▶ THE EXERCISE
Provide only the number of lines in the data below that contain the string "περιλαμβάνουν".

▶ GIVEN RECORDS

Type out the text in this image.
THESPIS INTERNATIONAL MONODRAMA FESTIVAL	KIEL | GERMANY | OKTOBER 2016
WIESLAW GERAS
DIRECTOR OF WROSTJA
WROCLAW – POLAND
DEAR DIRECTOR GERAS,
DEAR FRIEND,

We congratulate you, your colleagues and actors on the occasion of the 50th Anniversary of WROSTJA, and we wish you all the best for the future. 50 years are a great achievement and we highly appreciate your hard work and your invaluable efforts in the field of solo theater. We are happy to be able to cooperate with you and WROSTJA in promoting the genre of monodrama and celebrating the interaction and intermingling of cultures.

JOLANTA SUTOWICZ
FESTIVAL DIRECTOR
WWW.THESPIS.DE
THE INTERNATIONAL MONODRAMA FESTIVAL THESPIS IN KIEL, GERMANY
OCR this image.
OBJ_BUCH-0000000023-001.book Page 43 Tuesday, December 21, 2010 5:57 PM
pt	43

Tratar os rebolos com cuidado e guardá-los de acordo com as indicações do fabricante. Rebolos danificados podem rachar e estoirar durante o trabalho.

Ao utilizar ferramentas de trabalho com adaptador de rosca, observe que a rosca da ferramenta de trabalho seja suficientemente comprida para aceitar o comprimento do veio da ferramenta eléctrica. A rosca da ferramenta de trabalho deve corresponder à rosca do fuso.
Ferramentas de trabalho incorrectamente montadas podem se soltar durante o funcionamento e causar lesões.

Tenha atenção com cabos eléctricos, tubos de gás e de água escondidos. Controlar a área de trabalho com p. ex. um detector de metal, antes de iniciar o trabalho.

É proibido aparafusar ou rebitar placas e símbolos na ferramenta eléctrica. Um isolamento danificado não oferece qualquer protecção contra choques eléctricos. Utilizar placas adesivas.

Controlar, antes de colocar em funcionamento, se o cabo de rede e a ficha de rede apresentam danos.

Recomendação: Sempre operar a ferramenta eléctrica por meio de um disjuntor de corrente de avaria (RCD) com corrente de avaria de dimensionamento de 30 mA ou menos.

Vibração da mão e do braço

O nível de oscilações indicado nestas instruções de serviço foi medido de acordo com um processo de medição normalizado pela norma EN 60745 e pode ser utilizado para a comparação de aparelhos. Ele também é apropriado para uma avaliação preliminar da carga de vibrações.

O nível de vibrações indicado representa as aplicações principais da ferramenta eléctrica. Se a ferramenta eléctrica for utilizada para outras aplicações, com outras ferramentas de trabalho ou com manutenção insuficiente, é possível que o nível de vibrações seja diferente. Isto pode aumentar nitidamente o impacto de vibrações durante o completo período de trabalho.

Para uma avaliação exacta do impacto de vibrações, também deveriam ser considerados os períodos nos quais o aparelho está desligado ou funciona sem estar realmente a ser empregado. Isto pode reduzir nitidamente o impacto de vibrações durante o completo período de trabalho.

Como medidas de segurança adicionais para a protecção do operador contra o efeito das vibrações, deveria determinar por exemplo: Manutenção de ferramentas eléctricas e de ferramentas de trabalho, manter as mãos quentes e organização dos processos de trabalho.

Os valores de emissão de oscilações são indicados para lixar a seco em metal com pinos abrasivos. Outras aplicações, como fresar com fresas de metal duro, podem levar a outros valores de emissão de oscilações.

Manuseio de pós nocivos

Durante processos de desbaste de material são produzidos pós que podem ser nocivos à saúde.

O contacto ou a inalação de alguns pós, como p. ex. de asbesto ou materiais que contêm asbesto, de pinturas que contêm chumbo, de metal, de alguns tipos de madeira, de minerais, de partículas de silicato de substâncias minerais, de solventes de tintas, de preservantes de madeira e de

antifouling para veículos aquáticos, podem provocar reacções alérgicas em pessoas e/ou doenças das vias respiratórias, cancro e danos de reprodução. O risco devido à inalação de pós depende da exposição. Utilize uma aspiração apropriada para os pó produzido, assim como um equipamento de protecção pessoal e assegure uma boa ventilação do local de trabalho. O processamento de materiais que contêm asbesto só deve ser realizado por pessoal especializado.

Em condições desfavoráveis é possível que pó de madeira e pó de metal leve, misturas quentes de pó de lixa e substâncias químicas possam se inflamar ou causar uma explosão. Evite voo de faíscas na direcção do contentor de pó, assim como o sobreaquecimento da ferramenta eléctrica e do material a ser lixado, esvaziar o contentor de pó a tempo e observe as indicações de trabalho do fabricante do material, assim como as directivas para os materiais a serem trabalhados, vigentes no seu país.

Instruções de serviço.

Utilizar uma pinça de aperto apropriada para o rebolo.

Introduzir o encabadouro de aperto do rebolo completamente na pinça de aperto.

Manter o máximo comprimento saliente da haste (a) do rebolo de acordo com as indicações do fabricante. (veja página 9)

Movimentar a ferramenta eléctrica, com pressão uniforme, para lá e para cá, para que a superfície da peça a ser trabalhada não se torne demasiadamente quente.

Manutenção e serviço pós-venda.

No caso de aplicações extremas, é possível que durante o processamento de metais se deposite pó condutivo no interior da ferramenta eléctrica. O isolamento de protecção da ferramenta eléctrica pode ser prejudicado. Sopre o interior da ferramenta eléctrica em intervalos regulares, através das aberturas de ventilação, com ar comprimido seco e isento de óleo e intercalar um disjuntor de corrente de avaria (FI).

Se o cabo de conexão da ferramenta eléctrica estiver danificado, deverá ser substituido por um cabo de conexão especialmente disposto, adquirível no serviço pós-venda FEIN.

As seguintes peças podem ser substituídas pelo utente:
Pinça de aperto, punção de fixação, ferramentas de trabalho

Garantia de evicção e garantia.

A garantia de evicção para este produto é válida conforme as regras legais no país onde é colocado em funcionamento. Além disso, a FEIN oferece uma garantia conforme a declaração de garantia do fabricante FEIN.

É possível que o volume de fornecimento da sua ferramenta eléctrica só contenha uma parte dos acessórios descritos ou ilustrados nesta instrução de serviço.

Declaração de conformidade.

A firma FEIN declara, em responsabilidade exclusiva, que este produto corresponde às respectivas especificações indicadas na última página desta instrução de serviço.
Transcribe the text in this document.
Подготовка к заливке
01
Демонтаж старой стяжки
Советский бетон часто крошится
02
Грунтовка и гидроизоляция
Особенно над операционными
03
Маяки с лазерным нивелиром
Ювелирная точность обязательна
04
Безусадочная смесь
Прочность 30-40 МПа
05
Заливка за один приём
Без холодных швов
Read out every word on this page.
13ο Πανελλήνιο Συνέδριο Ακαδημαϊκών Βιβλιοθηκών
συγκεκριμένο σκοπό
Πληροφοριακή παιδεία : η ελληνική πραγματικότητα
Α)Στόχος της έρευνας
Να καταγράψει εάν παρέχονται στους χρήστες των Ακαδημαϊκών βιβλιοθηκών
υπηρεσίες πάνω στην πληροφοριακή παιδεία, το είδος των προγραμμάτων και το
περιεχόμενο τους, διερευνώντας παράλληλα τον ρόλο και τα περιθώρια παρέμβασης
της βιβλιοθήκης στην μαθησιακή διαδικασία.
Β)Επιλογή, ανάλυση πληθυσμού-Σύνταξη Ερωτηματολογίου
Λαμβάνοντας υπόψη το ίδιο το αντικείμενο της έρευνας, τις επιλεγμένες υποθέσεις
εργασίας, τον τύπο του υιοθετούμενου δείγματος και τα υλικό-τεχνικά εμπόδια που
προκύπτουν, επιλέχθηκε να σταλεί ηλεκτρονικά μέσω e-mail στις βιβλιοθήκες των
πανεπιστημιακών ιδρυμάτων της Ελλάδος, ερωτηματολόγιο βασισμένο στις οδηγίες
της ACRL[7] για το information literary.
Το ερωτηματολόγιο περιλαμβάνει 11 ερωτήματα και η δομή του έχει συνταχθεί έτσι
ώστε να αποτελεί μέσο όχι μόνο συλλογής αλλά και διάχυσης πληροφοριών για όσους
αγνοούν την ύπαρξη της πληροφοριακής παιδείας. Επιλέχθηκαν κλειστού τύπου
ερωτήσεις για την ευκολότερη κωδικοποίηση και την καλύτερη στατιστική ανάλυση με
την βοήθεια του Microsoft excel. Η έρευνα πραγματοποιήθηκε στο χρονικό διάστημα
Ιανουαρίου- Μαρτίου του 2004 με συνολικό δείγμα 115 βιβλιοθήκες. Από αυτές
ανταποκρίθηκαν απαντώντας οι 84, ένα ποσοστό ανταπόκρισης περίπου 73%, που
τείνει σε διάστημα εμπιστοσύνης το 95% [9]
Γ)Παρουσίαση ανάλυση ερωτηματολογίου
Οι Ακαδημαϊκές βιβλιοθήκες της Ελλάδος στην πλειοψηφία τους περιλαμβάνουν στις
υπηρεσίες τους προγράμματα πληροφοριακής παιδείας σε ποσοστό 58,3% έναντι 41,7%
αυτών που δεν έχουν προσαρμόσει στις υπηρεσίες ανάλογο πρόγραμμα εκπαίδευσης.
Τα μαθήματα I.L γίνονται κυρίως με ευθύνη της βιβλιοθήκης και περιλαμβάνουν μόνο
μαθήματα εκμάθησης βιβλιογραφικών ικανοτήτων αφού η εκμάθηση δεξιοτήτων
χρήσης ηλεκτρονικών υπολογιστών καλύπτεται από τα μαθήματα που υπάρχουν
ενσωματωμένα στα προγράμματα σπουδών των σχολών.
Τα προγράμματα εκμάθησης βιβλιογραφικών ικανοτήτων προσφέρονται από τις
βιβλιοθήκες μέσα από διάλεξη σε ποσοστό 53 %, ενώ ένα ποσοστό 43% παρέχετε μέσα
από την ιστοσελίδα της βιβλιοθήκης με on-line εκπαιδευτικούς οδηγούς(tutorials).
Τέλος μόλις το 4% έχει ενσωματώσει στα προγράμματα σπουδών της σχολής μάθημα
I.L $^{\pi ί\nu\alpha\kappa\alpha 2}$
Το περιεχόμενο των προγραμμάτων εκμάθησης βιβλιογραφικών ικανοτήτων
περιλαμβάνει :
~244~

▶ SOLUTION TO THIS TASK
2